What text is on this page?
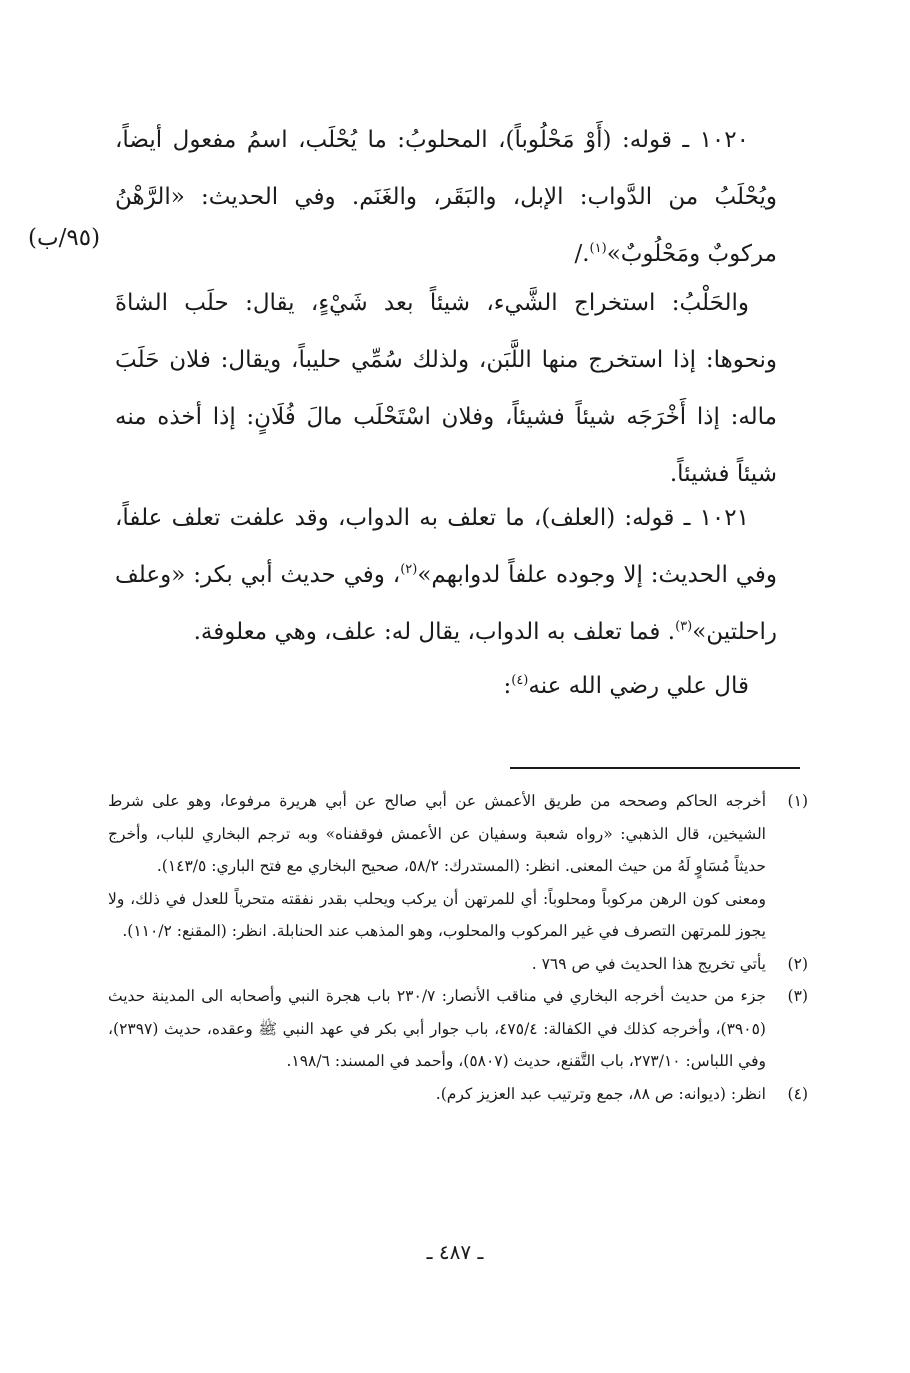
(٩٥/ب)

١٠٢٠ ـ قوله: (أَوْ مَحْلُوباً)، المحلوبُ: ما يُحْلَب، اسمُ مفعول أيضاً، ويُحْلَبُ من الدَّواب: الإبل، والبَقَر، والغَنَم. وفي الحديث: «الرَّهْنُ مركوبٌ ومَحْلُوبٌ»$^{(١)}$./

والحَلْبُ: استخراج الشَّيء، شيئاً بعد شَيْءٍ، يقال: حلَب الشاةَ ونحوها: إذا استخرج منها اللَّبَن، ولذلك سُمِّي حليباً، ويقال: فلان حَلَبَ ماله: إذا أَخْرَجَه شيئاً فشيئاً، وفلان اسْتَحْلَب مالَ فُلَانٍ: إذا أخذه منه شيئاً فشيئاً.

١٠٢١ ـ قوله: (العلف)، ما تعلف به الدواب، وقد علفت تعلف علفاً، وفي الحديث: إلا وجوده علفاً لدوابهم»$^{(٢)}$، وفي حديث أبي بكر: «وعلف راحلتين»$^{(٣)}$. فما تعلف به الدواب، يقال له: علف، وهي معلوفة.

قال علي رضي الله عنه$^{(٤)}$:

(١)
أخرجه الحاكم وصححه من طريق الأعمش عن أبي صالح عن أبي هريرة مرفوعا، وهو على شرط الشيخين، قال الذهبي: «رواه شعبة وسفيان عن الأعمش فوقفناه» وبه ترجم البخاري للباب، وأخرج حديثاً مُسَاوٍ لَهُ من حيث المعنى. انظر: (المستدرك: ٥٨/٢، صحيح البخاري مع فتح الباري: ١٤٣/٥).
ومعنى كون الرهن مركوباً ومحلوباً: أي للمرتهن أن يركب ويحلب بقدر نفقته متحرياً للعدل في ذلك، ولا يجوز للمرتهن التصرف في غير المركوب والمحلوب، وهو المذهب عند الحنابلة. انظر: (المقنع: ١١٠/٢).
(٢)
يأتي تخريج هذا الحديث في ص ٧٦٩ .
(٣)
جزء من حديث أخرجه البخاري في مناقب الأنصار: ٢٣٠/٧ باب هجرة النبي وأصحابه الى المدينة حديث (٣٩٠٥)، وأخرجه كذلك في الكفالة: ٤٧٥/٤، باب جوار أبي بكر في عهد النبي ﷺ وعقده، حديث (٢٣٩٧)، وفي اللباس: ٢٧٣/١٠، باب التَّقنع، حديث (٥٨٠٧)، وأحمد في المسند: ١٩٨/٦.
(٤)
انظر: (ديوانه: ص ٨٨، جمع وترتيب عبد العزيز كرم).
ـ ٤٨٧ ـ
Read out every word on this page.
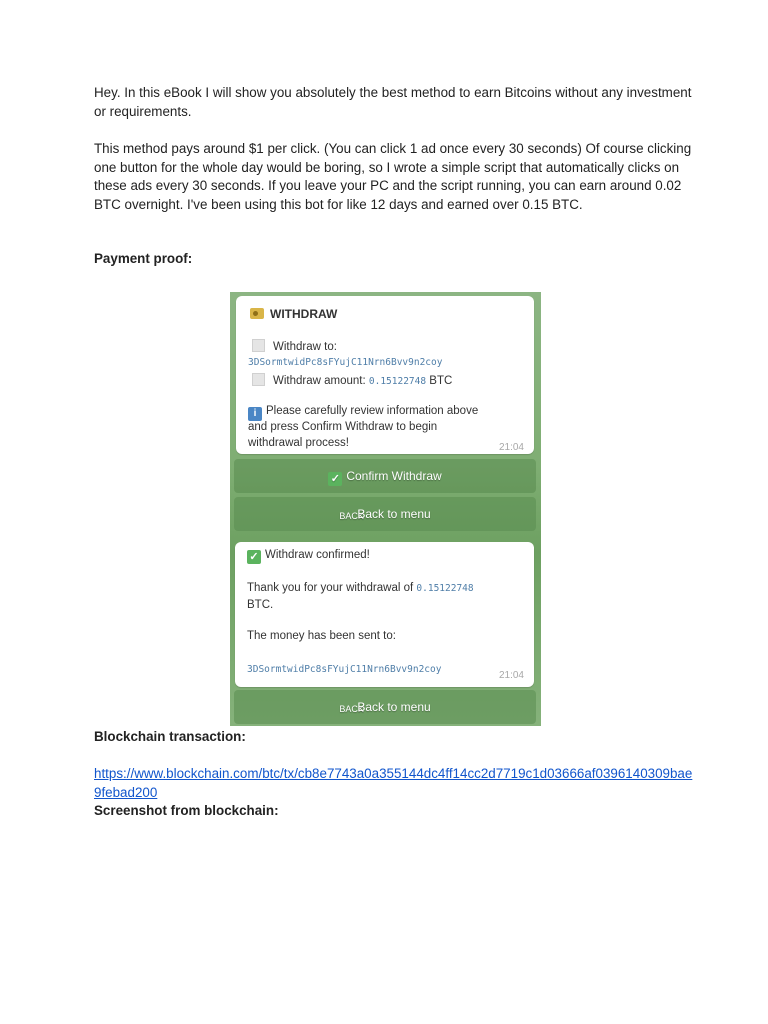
Hey. In this eBook I will show you absolutely the best method to earn Bitcoins without any investment or requirements.

This method pays around $1 per click. (You can click 1 ad once every 30 seconds) Of course clicking one button for the whole day would be boring, so I wrote a simple script that automatically clicks on these ads every 30 seconds. If you leave your PC and the script running, you can earn around 0.02 BTC overnight. I've been using this bot for like 12 days and earned over 0.15 BTC.

Payment proof:
WITHDRAW
Withdraw to:
3DSormtwidPc8sFYujC11Nrn6Bvv9n2coy
Withdraw amount: 0.15122748 BTC
i Please carefully review information above
and press Confirm Withdraw to begin
withdrawal process!	21:04
✓ Confirm Withdraw
BACKBack to menu
✓ Withdraw confirmed!
Thank you for your withdrawal of 0.15122748
BTC.
The money has been sent to:
3DSormtwidPc8sFYujC11Nrn6Bvv9n2coy
21:04
BACKBack to menu
Blockchain transaction:
https://www.blockchain.com/btc/tx/cb8e7743a0a355144dc4ff14cc2d7719c1d03666af0396140309bae9febad200
Screenshot from blockchain:
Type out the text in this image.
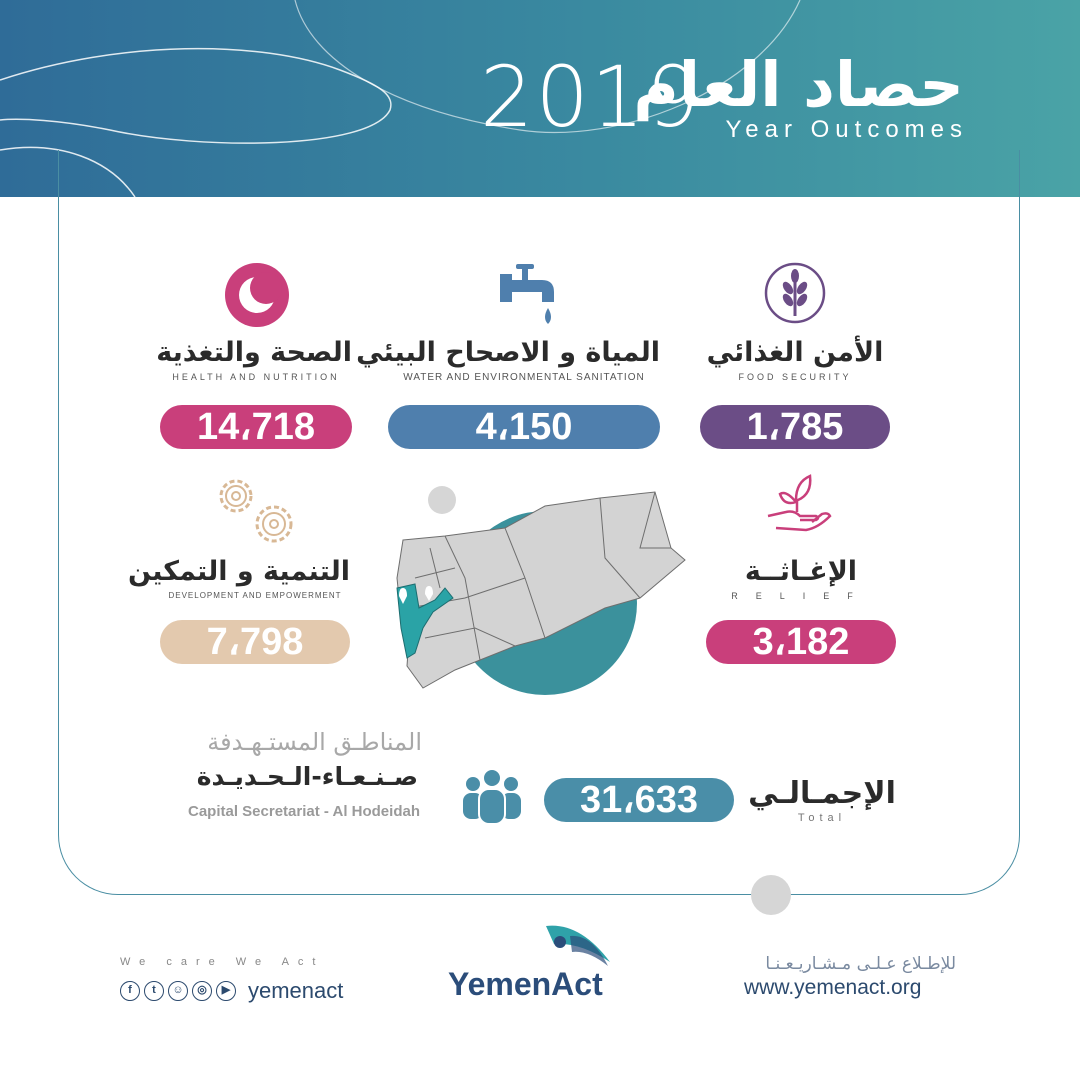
2019
حصاد العام
Year Outcomes
الأمن الغذائي
FOOD SECURITY
1،785
المياة و الاصحاح البيئي
WATER AND ENVIRONMENTAL SANITATION
4،150
الصحة والتغذية
HEALTH AND NUTRITION
14،718
الإغـاثــة
RELIEF
3،182
التنمية و التمكين
DEVELOPMENT AND EMPOWERMENT
7،798
المناطـق المستـهـدفة
صـنـعـاء-الـحـديـدة
Capital Secretariat - Al Hodeidah	31،633	الإجمـالـي
Total
We care We Act
f	t	☺	◎	▶ yemenact	YemenAct
للإطـلاع عـلـى مـشـاريـعـنـا
www.yemenact.org
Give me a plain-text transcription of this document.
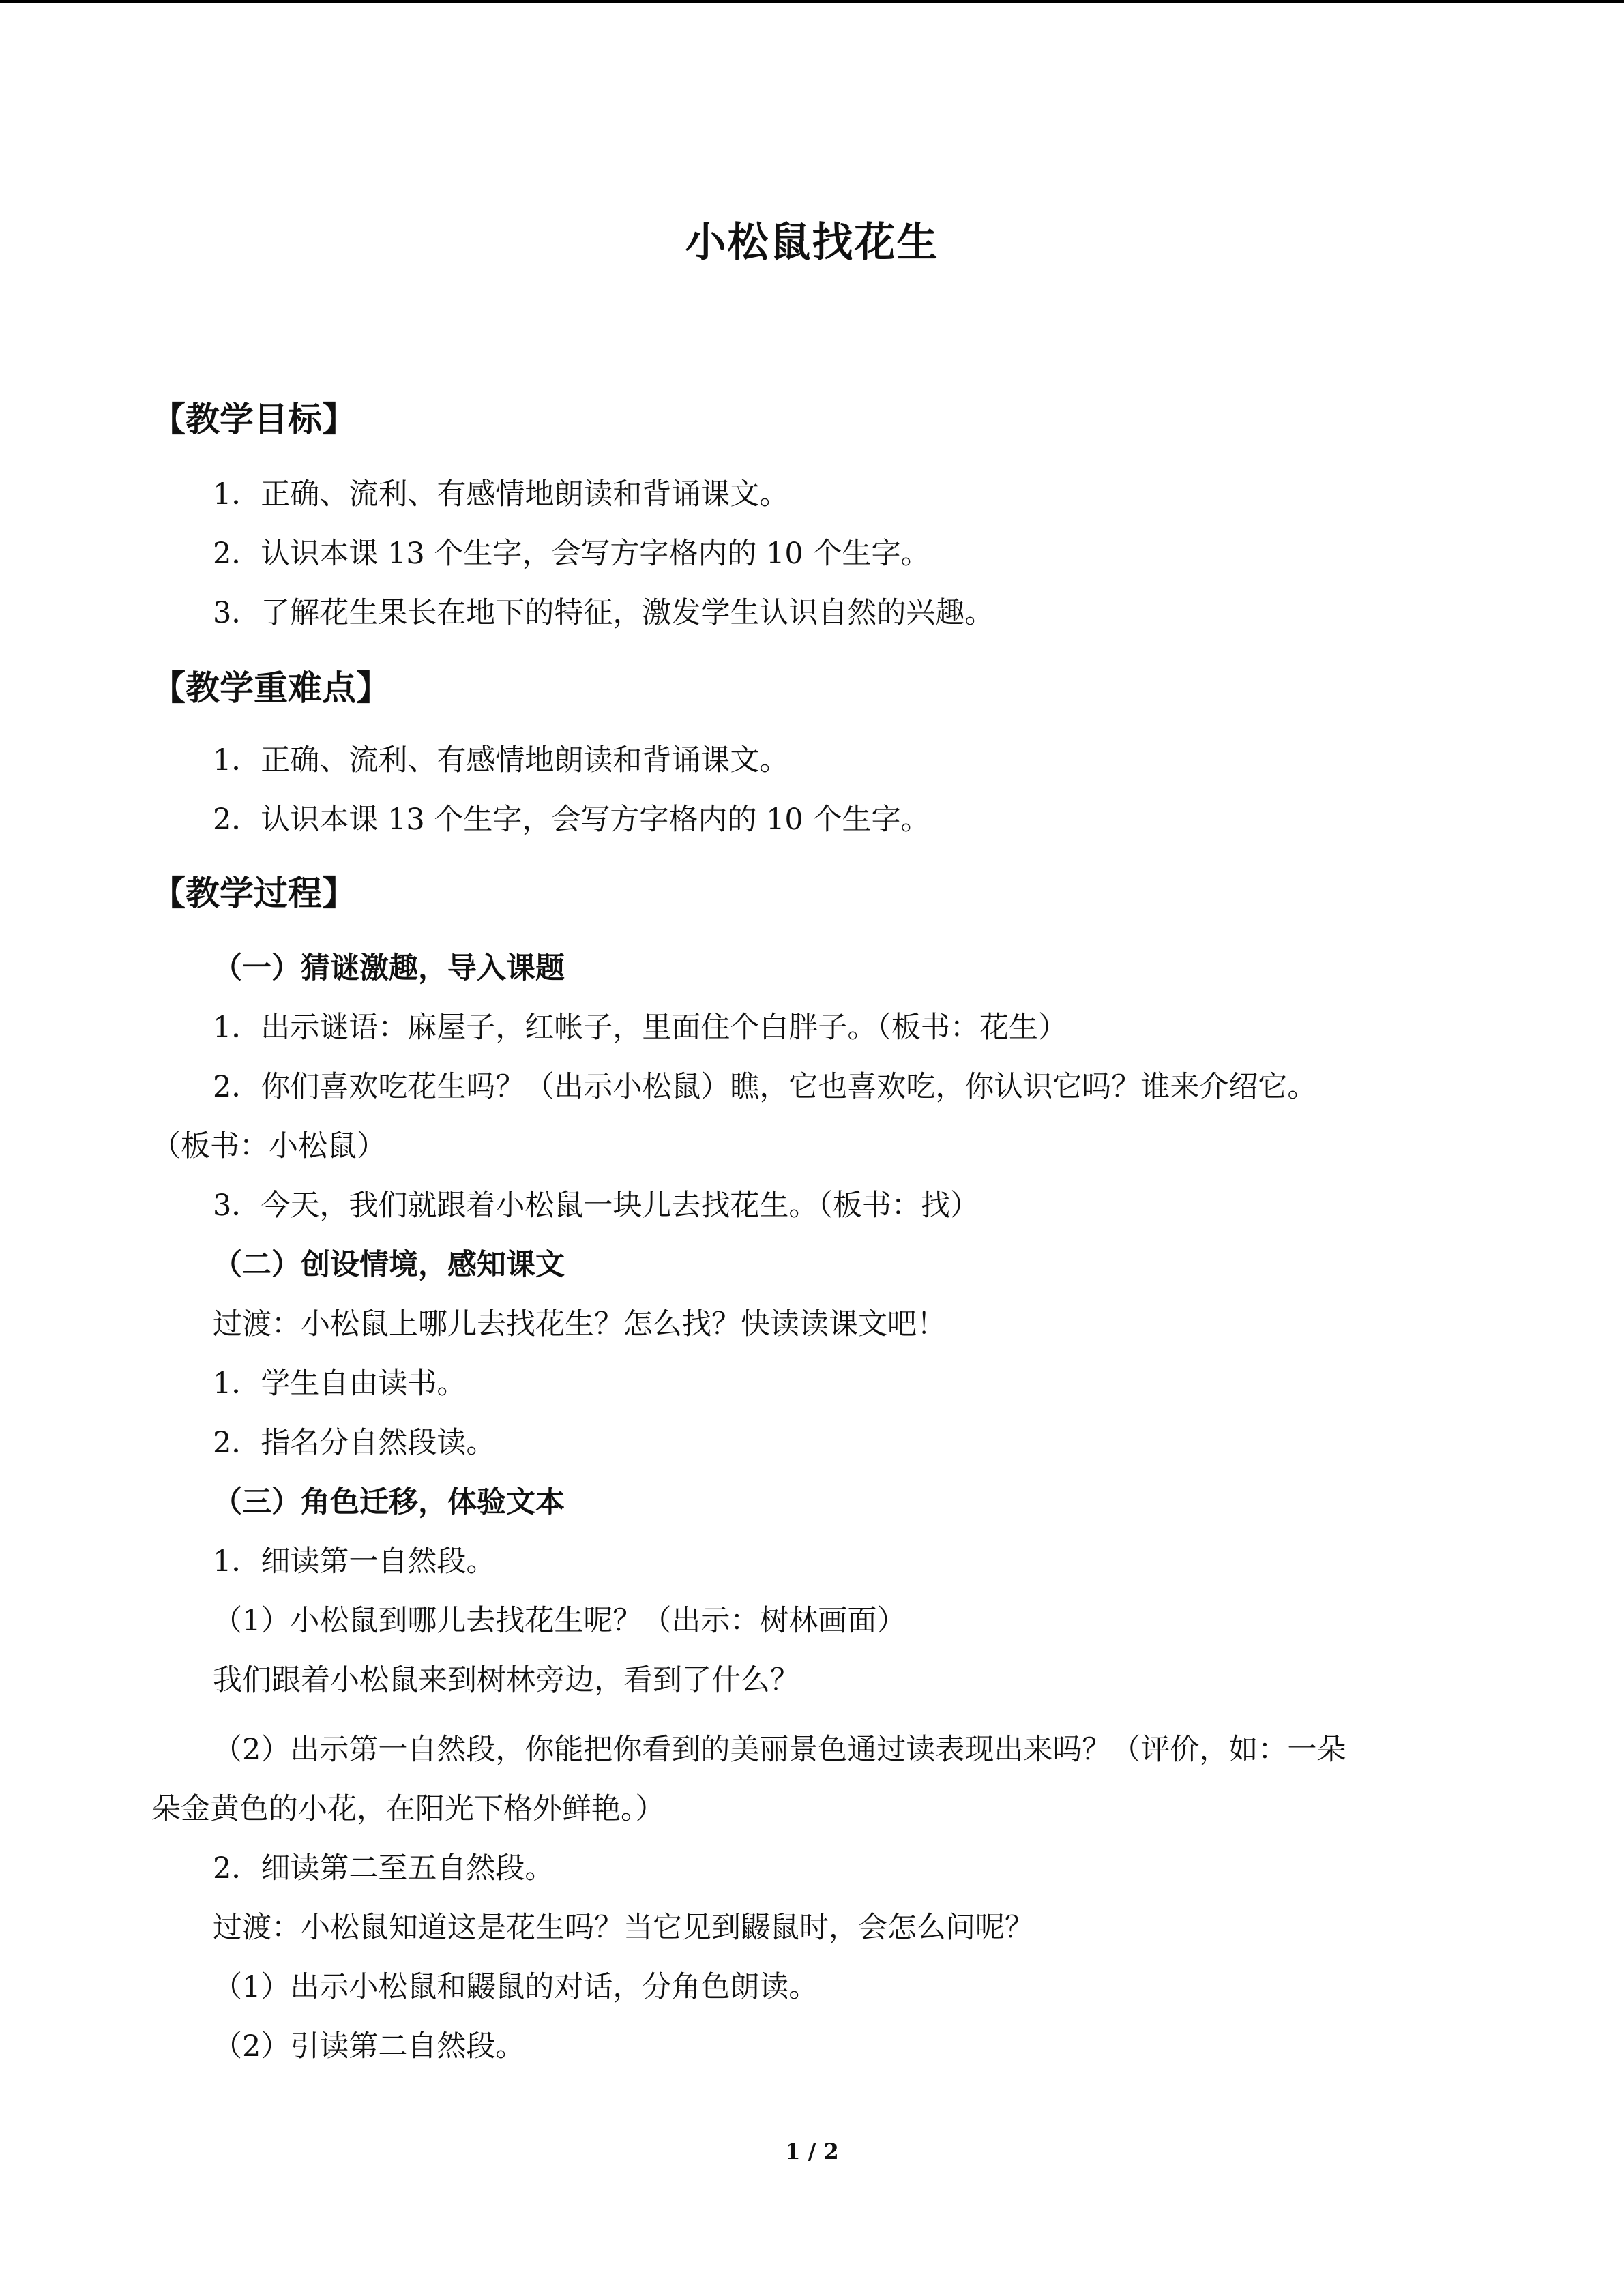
小松鼠找花生
【教学目标】
1．正确、流利、有感情地朗读和背诵课文。
2．认识本课 13 个生字，会写方字格内的 10 个生字。
3．了解花生果长在地下的特征，激发学生认识自然的兴趣。
【教学重难点】
1．正确、流利、有感情地朗读和背诵课文。
2．认识本课 13 个生字，会写方字格内的 10 个生字。
【教学过程】
（一）猜谜激趣，导入课题
1．出示谜语：麻屋子，红帐子，里面住个白胖子。（板书：花生）
2．你们喜欢吃花生吗？（出示小松鼠）瞧，它也喜欢吃，你认识它吗？谁来介绍它。
（板书：小松鼠）
3．今天，我们就跟着小松鼠一块儿去找花生。（板书：找）
（二）创设情境，感知课文
过渡：小松鼠上哪儿去找花生？怎么找？快读读课文吧！
1．学生自由读书。
2．指名分自然段读。
（三）角色迁移，体验文本
1．细读第一自然段。
（1）小松鼠到哪儿去找花生呢？（出示：树林画面）
我们跟着小松鼠来到树林旁边，看到了什么？
（2）出示第一自然段，你能把你看到的美丽景色通过读表现出来吗？（评价，如：一朵
朵金黄色的小花，在阳光下格外鲜艳。）
2．细读第二至五自然段。
过渡：小松鼠知道这是花生吗？当它见到鼹鼠时，会怎么问呢？
（1）出示小松鼠和鼹鼠的对话，分角色朗读。
（2）引读第二自然段。
1 / 2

☆ ☆ ☆

** Aim **
In the entries above, find every line with the word "الحديث" and list it.

** Solution to the problem **
١٠٢٠ ـ قوله: (أَوْ مَحْلُوباً)، المحلوبُ: ما يُحْلَب، اسمُ مفعول أيضاً، ويُحْلَبُ من الدَّواب: الإبل، والبَقَر، والغَنَم. وفي الحديث: «الرَّهْنُ مركوبٌ ومَحْلُوبٌ»$^{(١)}$./
١٠٢١ ـ قوله: (العلف)، ما تعلف به الدواب، وقد علفت تعلف علفاً، وفي الحديث: إلا وجوده علفاً لدوابهم»$^{(٢)}$، وفي حديث أبي بكر: «وعلف راحلتين»$^{(٣)}$. فما تعلف به الدواب، يقال له: علف، وهي معلوفة.
يأتي تخريج هذا الحديث في ص ٧٦٩ .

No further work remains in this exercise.